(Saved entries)

--- --- ---

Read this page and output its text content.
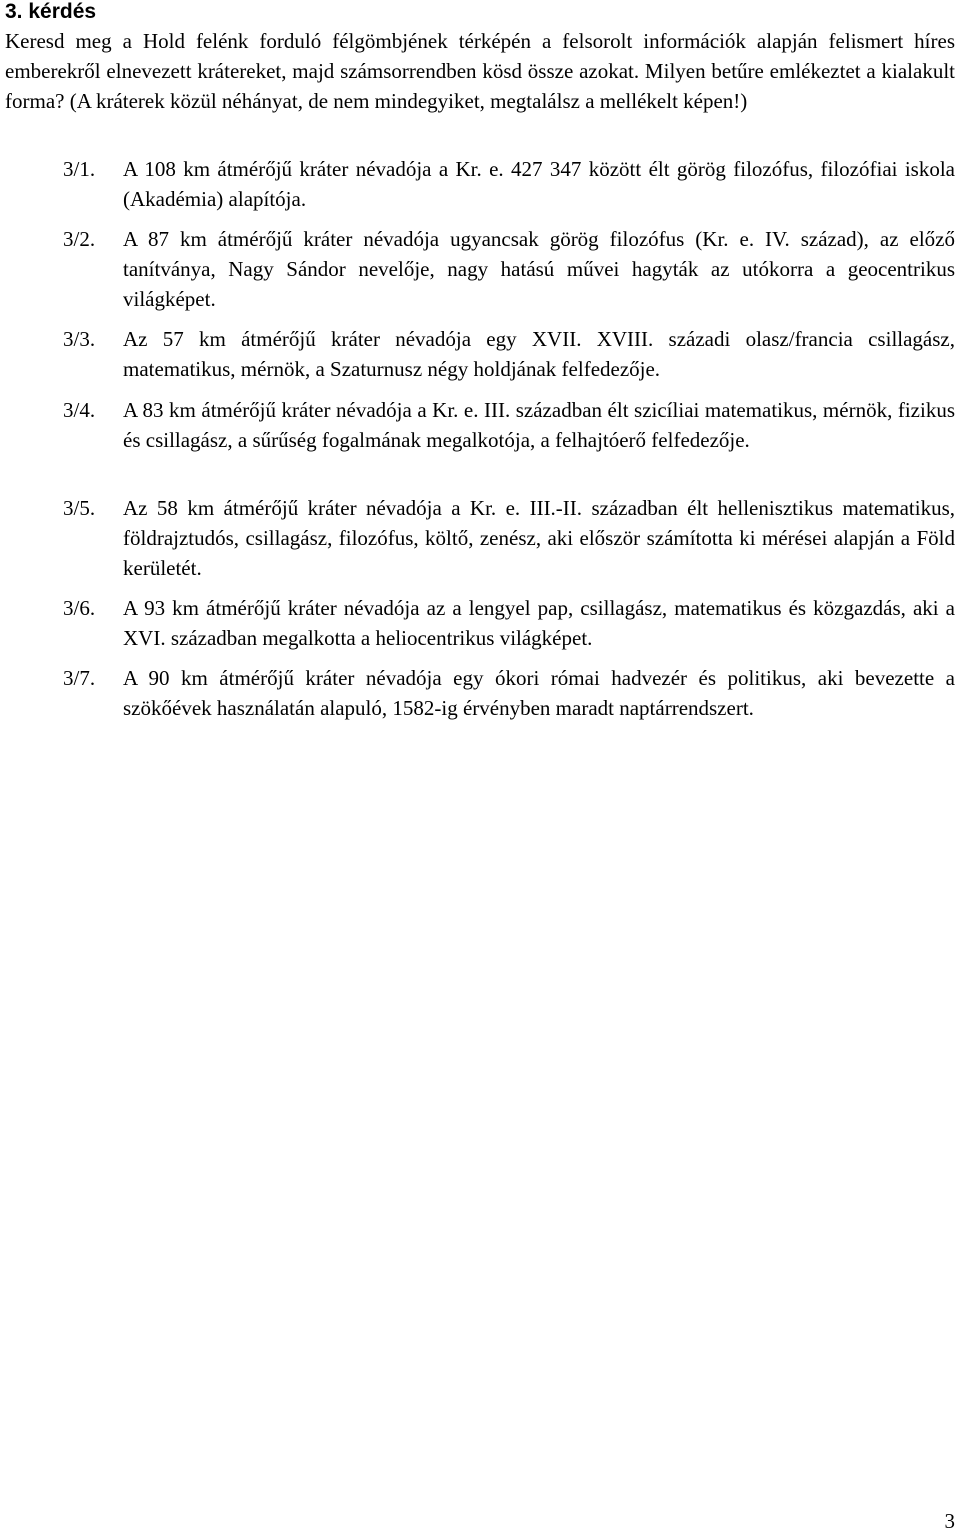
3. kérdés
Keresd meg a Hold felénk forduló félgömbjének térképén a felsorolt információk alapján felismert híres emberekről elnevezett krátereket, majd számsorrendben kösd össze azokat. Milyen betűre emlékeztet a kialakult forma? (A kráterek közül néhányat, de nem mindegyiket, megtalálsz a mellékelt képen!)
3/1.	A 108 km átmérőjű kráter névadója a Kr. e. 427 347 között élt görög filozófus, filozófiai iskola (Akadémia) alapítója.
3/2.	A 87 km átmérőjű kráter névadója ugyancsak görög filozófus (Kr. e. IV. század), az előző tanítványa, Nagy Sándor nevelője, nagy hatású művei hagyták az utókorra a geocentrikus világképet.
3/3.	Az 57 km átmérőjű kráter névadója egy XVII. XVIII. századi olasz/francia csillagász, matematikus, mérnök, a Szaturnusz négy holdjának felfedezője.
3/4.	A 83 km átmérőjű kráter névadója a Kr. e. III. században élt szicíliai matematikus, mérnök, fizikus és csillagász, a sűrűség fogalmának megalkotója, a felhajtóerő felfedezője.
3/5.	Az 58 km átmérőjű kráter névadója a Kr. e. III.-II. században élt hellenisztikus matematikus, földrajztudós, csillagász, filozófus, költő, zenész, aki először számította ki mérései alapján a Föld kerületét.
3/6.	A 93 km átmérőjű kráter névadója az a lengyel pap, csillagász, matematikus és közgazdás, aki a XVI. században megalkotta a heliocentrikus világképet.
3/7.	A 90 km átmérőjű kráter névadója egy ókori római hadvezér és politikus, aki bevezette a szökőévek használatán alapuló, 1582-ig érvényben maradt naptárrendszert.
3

--- --- ---

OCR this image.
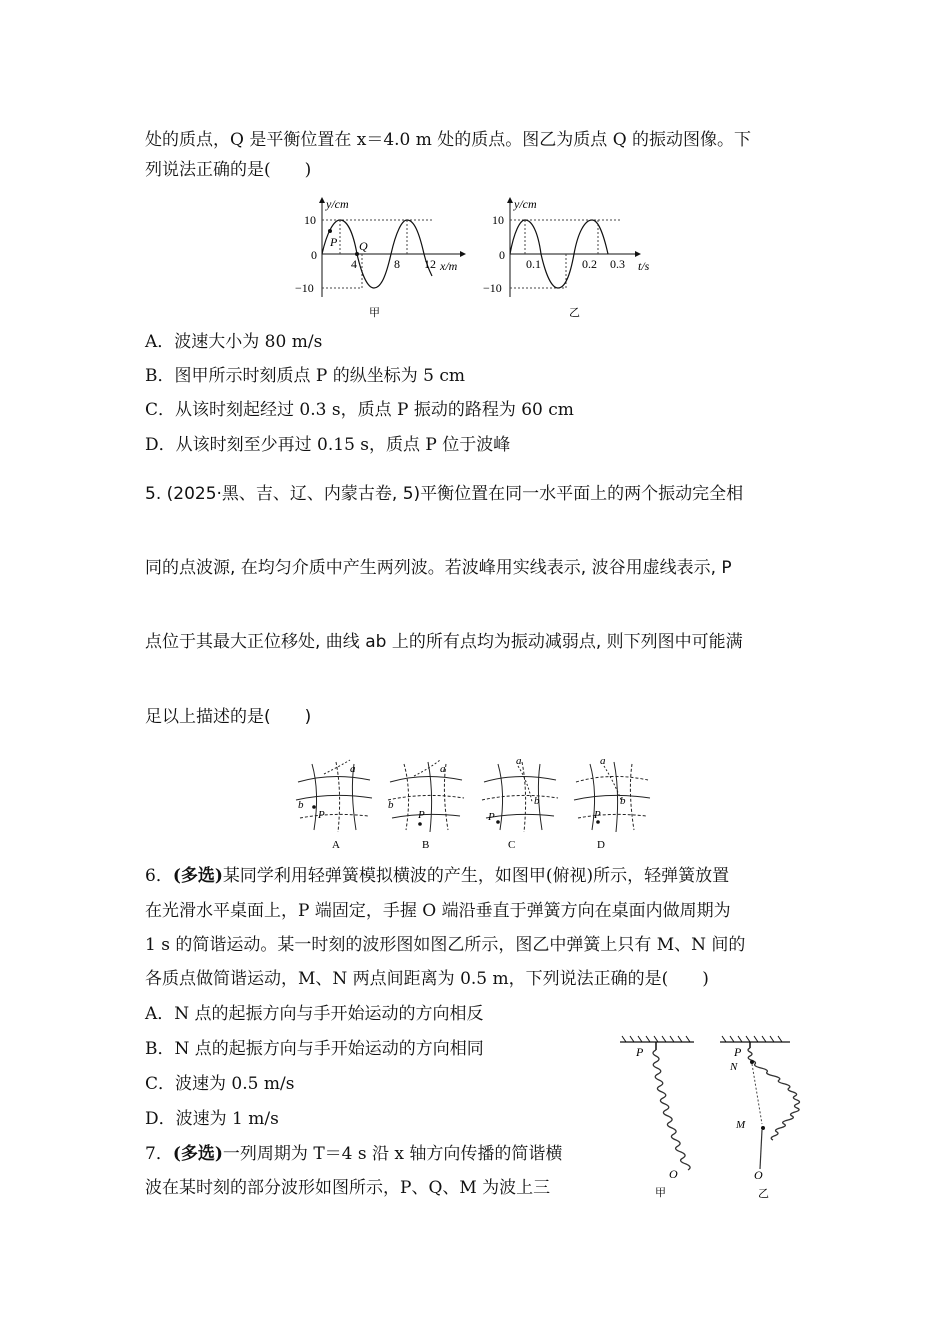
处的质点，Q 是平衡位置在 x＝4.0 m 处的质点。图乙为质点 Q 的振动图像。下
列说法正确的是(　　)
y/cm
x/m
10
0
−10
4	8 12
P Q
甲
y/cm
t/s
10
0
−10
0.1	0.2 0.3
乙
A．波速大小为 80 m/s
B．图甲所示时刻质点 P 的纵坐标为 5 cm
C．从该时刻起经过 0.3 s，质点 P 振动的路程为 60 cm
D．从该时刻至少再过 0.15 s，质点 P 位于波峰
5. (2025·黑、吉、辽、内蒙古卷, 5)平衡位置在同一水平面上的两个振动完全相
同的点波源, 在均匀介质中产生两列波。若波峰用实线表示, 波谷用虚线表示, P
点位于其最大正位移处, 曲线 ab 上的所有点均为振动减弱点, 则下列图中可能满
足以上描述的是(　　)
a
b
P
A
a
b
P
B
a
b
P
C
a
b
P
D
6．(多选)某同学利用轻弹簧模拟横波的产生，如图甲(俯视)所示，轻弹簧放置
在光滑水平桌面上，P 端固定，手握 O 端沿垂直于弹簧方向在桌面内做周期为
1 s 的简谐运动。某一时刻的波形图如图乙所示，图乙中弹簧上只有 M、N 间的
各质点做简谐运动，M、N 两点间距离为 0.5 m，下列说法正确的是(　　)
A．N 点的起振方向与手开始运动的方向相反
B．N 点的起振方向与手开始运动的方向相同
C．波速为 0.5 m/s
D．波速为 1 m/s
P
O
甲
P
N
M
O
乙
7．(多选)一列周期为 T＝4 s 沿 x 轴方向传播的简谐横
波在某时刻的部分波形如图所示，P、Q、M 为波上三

--- --- ---

:: TASK ::
Copy every line of the listing where the word "alapján" appears.

:: RESULT FOR THIS EXERCISE ::
Keresd meg a Hold felénk forduló félgömbjének térképén a felsorolt információk alapján felismert híres emberekről elnevezett krátereket, majd számsorrendben kösd össze azokat. Milyen betűre emlékeztet a kialakult forma? (A kráterek közül néhányat, de nem mindegyiket, megtalálsz a mellékelt képen!)
3/5.	Az 58 km átmérőjű kráter névadója a Kr. e. III.-II. században élt hellenisztikus matematikus, földrajztudós, csillagász, filozófus, költő, zenész, aki először számította ki mérései alapján a Föld kerületét.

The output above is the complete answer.